## PROMPT
Filter the records below for the word "JSON". Copy each line that holds it.

(Records from a data collection)
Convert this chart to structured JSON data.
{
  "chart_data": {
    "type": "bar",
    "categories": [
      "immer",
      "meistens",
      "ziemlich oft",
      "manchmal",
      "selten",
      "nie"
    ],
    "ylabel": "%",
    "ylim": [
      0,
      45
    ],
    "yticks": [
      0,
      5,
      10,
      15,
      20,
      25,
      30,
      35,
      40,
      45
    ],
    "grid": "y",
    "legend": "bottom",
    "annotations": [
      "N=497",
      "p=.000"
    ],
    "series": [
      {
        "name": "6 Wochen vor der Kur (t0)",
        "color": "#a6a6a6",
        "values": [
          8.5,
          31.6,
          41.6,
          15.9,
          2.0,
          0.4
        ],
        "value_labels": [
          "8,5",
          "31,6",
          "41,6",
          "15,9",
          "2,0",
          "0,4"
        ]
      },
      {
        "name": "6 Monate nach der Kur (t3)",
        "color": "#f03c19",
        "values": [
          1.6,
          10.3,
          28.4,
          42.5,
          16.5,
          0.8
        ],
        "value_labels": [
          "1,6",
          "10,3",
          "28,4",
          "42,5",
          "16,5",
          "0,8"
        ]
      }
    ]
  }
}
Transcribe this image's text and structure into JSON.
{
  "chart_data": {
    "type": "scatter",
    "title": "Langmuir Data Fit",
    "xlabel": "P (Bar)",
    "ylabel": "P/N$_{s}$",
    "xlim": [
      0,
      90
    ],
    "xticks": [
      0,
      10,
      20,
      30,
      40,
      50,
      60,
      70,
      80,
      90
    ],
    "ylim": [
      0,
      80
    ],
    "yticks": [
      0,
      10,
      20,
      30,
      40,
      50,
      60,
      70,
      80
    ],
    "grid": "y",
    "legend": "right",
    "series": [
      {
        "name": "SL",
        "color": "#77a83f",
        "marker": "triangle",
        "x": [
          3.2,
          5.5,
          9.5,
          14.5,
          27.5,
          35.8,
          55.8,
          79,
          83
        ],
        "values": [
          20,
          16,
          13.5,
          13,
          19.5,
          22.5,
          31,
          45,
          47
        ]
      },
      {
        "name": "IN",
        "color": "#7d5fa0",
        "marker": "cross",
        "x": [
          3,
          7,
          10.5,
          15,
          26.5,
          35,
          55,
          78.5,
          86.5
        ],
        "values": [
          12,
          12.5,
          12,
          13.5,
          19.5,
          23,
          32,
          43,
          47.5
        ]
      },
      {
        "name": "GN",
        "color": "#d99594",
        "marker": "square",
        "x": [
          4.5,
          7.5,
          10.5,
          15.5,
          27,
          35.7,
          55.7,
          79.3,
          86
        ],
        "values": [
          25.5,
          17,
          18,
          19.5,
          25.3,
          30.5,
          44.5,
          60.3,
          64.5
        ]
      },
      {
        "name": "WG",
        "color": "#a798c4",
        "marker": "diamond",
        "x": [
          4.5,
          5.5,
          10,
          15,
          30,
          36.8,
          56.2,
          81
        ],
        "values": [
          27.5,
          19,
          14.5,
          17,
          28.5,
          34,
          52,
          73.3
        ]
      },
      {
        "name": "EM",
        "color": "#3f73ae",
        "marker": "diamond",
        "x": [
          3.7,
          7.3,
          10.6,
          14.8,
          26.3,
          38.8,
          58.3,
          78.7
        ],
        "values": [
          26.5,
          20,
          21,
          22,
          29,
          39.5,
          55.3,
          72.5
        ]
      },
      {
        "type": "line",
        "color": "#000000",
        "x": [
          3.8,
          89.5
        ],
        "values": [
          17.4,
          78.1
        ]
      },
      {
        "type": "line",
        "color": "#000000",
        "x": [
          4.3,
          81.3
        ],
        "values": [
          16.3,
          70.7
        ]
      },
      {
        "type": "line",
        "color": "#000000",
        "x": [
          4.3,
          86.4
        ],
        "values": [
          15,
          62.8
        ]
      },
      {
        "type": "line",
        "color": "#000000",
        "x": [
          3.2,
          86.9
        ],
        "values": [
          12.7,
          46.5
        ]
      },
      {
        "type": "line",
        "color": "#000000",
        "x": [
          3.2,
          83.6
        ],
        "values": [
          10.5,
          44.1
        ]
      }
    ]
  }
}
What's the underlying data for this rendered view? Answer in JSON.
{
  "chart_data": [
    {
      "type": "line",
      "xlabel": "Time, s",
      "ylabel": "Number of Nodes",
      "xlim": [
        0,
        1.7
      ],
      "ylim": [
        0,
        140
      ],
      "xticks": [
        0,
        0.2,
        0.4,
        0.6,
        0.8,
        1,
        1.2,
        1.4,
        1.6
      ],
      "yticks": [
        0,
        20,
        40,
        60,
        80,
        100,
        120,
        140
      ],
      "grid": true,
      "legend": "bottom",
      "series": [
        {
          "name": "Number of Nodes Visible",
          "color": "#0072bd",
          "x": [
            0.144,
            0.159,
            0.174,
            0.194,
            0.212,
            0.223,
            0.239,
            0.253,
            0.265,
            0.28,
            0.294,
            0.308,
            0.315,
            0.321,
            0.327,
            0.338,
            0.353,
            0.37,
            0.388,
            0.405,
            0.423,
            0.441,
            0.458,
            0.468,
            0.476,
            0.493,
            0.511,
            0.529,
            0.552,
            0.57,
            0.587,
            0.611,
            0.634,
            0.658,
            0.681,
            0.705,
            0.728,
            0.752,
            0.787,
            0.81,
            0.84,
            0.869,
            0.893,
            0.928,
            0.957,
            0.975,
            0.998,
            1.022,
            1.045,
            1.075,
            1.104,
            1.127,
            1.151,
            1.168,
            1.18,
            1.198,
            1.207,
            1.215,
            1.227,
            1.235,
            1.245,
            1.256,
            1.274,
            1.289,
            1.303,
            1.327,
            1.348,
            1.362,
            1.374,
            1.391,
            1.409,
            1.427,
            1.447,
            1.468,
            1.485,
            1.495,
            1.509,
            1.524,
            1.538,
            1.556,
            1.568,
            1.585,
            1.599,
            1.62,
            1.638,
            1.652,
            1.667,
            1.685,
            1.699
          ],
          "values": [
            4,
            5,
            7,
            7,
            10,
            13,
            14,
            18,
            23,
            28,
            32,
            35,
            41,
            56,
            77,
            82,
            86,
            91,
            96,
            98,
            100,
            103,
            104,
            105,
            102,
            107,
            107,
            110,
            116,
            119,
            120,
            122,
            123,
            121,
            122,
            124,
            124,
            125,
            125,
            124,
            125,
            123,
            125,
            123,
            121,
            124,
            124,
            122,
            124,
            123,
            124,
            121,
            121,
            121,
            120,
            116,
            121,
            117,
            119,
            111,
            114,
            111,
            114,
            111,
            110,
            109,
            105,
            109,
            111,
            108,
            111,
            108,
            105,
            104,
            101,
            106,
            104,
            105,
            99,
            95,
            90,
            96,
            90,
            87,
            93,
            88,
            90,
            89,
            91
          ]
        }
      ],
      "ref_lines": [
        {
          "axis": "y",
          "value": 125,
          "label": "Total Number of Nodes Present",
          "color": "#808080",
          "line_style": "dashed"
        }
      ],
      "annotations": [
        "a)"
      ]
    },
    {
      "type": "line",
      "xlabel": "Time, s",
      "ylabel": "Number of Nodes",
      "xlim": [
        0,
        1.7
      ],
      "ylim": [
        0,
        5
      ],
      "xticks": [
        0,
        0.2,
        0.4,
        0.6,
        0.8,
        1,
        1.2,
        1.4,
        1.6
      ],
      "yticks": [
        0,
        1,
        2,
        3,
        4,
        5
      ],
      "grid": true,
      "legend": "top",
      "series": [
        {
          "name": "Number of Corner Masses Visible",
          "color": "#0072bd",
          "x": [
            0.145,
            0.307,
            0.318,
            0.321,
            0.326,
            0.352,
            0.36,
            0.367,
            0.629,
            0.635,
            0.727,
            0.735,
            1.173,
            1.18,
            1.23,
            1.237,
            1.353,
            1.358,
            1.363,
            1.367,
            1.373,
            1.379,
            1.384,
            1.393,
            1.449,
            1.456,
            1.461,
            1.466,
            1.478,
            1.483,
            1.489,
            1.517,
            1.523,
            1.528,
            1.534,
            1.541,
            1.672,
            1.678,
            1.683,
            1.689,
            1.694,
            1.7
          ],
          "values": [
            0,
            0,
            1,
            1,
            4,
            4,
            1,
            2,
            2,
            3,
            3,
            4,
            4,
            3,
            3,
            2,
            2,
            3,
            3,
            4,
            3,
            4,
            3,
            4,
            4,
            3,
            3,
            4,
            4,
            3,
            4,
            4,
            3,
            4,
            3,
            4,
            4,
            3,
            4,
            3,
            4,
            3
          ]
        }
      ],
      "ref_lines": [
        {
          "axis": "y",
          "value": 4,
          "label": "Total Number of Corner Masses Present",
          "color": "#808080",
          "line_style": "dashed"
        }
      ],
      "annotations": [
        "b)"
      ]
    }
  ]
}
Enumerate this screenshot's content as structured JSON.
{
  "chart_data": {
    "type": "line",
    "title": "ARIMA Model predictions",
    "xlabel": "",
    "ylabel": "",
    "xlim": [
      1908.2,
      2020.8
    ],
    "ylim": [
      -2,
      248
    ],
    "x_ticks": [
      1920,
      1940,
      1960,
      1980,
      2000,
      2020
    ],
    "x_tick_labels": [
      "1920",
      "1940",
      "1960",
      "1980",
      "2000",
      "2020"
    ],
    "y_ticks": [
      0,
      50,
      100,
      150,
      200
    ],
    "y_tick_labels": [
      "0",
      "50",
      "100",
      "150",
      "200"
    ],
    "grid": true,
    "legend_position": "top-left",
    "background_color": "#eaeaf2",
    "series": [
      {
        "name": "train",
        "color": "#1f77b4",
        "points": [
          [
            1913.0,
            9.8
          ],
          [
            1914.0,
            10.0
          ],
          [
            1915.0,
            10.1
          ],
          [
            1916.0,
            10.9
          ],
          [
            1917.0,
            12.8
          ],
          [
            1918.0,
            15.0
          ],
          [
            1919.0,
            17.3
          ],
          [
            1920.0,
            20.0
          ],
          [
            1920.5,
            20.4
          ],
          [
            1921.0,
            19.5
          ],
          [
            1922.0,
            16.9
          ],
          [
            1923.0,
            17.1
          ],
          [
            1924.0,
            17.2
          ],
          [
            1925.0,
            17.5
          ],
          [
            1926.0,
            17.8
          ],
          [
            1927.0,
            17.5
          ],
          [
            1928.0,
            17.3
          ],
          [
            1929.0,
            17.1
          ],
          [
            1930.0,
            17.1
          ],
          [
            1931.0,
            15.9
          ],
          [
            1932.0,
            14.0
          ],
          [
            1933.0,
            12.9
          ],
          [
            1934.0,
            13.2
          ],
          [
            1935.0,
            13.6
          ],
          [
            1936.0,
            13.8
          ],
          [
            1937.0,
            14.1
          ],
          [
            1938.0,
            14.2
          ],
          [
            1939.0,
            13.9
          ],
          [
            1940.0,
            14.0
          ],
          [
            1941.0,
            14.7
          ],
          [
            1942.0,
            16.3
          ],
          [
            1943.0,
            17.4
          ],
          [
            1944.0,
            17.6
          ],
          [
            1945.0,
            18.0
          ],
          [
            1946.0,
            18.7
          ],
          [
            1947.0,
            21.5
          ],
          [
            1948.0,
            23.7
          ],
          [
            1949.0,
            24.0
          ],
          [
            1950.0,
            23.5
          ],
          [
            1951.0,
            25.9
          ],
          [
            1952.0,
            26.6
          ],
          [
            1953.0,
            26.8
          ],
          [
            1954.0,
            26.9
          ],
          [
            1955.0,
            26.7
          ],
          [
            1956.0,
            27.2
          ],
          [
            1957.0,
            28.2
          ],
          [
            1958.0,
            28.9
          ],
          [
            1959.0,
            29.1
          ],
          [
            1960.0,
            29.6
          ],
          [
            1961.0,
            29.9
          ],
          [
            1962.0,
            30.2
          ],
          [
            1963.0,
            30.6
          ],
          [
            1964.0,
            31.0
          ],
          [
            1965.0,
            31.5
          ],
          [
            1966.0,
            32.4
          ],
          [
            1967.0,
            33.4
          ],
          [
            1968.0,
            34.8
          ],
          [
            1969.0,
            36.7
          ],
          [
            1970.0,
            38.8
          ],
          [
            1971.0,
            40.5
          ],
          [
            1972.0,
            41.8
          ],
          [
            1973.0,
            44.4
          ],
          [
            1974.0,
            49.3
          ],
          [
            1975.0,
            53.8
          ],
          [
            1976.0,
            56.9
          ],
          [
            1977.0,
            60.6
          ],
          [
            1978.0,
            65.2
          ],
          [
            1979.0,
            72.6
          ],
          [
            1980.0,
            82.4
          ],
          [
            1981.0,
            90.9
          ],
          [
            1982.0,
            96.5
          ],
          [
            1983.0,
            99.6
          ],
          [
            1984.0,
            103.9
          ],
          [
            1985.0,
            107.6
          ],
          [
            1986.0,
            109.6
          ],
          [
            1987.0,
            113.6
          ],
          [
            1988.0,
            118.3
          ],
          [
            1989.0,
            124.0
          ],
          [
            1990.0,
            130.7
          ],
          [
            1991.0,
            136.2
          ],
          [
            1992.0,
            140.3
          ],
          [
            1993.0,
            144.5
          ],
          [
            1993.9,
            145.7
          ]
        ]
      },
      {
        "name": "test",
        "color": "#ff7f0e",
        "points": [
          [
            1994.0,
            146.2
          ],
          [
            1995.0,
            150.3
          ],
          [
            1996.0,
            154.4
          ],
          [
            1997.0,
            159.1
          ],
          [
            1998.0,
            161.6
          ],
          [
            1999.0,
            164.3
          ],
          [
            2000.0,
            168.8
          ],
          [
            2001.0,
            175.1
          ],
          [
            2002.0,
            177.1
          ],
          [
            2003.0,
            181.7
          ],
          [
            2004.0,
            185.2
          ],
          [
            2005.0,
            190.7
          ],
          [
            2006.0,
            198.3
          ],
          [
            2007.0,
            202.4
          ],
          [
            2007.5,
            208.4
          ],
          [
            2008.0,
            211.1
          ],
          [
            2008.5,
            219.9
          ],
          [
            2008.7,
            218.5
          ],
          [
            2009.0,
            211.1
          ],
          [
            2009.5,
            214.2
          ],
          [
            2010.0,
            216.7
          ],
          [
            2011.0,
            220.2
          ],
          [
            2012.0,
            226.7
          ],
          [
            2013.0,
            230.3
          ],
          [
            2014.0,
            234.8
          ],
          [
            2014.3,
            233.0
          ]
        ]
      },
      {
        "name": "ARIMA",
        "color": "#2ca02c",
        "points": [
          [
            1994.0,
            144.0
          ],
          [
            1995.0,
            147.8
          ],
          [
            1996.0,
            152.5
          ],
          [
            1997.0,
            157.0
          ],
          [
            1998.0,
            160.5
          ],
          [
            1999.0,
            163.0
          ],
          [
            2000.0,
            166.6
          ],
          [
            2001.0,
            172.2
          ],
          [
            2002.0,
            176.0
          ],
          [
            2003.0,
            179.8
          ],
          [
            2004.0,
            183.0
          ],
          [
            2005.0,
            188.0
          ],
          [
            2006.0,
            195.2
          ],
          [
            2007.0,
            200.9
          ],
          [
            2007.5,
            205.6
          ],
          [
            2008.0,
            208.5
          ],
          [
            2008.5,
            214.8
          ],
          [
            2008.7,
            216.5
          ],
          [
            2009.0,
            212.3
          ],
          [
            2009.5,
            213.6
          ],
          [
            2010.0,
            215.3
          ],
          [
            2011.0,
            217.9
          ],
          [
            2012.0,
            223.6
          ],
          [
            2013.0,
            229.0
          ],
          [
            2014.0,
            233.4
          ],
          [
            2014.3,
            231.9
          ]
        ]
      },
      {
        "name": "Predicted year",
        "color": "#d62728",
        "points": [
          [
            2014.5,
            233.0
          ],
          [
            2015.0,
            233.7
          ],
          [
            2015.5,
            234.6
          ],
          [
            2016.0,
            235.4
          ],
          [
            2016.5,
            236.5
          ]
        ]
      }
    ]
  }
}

## OUTPUT BELOW
Convert this chart to structured JSON data.
Transcribe this image's text and structure into JSON.
What's the underlying data for this rendered view? Answer in JSON.
Enumerate this screenshot's content as structured JSON.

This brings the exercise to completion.